[start SELECTED EXTRACT]

Asp Forum - Project suggestion: Ruby code indenter

Gavin Sinclair

10/10/2003 4:13:00 PM

From the thread "Extension Language for a Text Editor":

>> So basically, if you like a modal editor or not, go for editor of form
>> of your choice. I've seriously considered switching to vim simply
>> because of the ruby support. (A few things have kept me from doing
>> this, but they were merely technical issues.)

> You're welcome to come aboard ;-). I'm the maintainer of the Vim indent
> script, together with Gavin Sinclair. It is, in my opinion, better than
> the one that comes with Emacs, even though I guess Matz wrote that one
> ;-).

I was meaning to mention this anyway, but now I can't resist. I think
a great project for someone to work on - someone who really really
wants to work on a project but isn't sure what :) - is a Ruby code
indenter.

[end SELECTED EXTRACT]

SET TASKS.
**a.** Write out the stretch of the forum post from "From the thread" through "merely technical issues.)", word for word.
**b.** Answer these questions from the forum post.
(i) On what date was the post made?
(ii) For which editor is the indent script that the quoted writer maintains?
(iii) What project does the poster suggest someone work on?

[start RECORDED INFORMATION]

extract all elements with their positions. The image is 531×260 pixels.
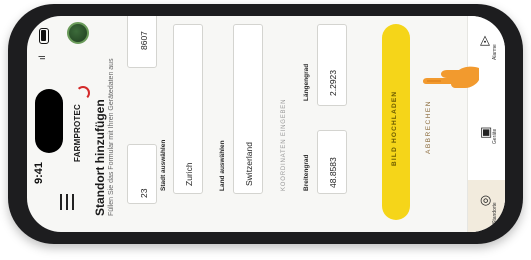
phone-frame: ıl 9:41 FARMPROTEC Standort hinzufügen F… [8,4,523,244]
city-label: Stadt auswählen [160,139,167,191]
status-time: 9:41 [33,161,45,184]
street-number-value: 23 [139,188,149,198]
postal-code-value: 8607 [139,31,149,50]
tab-label-alarme: Alarme [492,44,498,60]
avatar[interactable] [67,22,89,44]
bell-icon: ◬ [480,32,490,47]
logo-text: FARMPROTEC [73,104,82,162]
country-value: Switzerland [244,142,254,186]
latitude-value: 48.8583 [328,157,338,188]
tab-label-geraete: Geräte [492,128,498,144]
brand-logo: FARMPROTEC [71,86,93,164]
status-icons: ıl [35,26,53,66]
pointing-hand-icon [423,66,479,88]
signal-icon: ıl [37,55,47,61]
menu-icon[interactable] [60,194,74,210]
coordinates-section-label: KOORDINATEN EINGEBEN [281,98,287,191]
page-title: Standort hinzufügen [93,99,107,216]
latitude-label: Breitengrad [303,154,310,191]
logo-arc-icon [76,86,90,100]
device-icon: ▣ [480,124,493,139]
page-subtitle: Füllen Sie das Formular mit Ihren Geräte… [108,58,115,216]
longitude-value: 2.2923 [328,70,338,96]
battery-icon [39,28,49,44]
cancel-button[interactable]: ABBRECHEN [425,100,432,154]
upload-image-label: BILD HOCHLADEN [391,90,398,166]
longitude-label: Längengrad [303,63,310,101]
city-value: Zurich [184,162,194,186]
tab-label-standorte: Standorte [492,202,498,224]
app-screen: ıl 9:41 FARMPROTEC Standort hinzufügen F… [27,16,505,232]
country-label: Land auswählen [219,140,226,191]
bottom-tab-bar: ◎ Standorte ▣ Geräte ◬ Alarme [467,16,505,232]
dynamic-island [35,89,63,153]
location-pin-icon: ◎ [480,192,492,207]
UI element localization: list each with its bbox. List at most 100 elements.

[end RECORDED INFORMATION]

SOLUTIONS BELOW.
**a.**
From the thread "Extension Language for a Text Editor":

>> So basically, if you like a modal editor or not, go for editor of form
>> of your choice. I've seriously considered switching to vim simply
>> because of the ruby support. (A few things have kept me from doing
>> this, but they were merely technical issues.)

**b.**
(i) 10/10/2003
(ii) Vim
(iii) A Ruby code indenter